#### [Listing]

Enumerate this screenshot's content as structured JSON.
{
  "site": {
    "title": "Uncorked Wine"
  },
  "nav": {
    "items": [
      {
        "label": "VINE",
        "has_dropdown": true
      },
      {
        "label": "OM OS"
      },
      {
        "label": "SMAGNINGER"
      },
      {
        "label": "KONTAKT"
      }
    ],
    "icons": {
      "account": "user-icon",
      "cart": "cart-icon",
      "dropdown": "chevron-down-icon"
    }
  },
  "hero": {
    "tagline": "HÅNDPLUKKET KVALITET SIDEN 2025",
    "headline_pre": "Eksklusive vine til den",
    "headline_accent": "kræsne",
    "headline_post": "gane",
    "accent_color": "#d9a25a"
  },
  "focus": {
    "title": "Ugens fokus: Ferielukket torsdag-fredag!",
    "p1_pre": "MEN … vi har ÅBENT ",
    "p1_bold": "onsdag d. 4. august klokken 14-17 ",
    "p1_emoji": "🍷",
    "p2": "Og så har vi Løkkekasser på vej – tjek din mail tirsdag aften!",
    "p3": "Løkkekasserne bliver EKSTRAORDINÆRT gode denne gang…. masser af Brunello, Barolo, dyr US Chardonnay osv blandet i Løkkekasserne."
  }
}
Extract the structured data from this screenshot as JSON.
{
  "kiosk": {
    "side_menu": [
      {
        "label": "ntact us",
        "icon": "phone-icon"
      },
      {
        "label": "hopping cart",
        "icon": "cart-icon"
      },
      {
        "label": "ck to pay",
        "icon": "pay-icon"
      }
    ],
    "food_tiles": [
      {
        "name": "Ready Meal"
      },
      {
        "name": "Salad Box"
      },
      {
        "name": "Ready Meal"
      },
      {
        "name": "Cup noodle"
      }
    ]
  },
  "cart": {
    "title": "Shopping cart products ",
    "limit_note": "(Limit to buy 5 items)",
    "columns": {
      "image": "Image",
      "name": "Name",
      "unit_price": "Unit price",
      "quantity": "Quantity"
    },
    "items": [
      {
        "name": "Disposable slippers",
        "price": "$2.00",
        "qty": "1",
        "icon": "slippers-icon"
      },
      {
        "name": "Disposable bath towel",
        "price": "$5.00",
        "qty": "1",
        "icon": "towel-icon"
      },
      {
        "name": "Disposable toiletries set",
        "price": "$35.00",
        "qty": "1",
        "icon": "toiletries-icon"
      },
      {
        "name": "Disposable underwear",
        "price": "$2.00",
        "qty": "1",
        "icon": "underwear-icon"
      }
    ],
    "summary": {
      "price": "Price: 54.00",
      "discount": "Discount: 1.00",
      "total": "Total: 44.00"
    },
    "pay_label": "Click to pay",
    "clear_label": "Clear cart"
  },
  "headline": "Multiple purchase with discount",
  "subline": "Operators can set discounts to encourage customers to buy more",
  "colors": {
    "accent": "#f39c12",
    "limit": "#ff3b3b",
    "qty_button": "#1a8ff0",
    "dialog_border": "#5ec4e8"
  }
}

#### [Task directions]
Select and copy every line of the listing with the word "underwear".

#### [Result of this exercise]
        "name": "Disposable underwear",
        "icon": "underwear-icon"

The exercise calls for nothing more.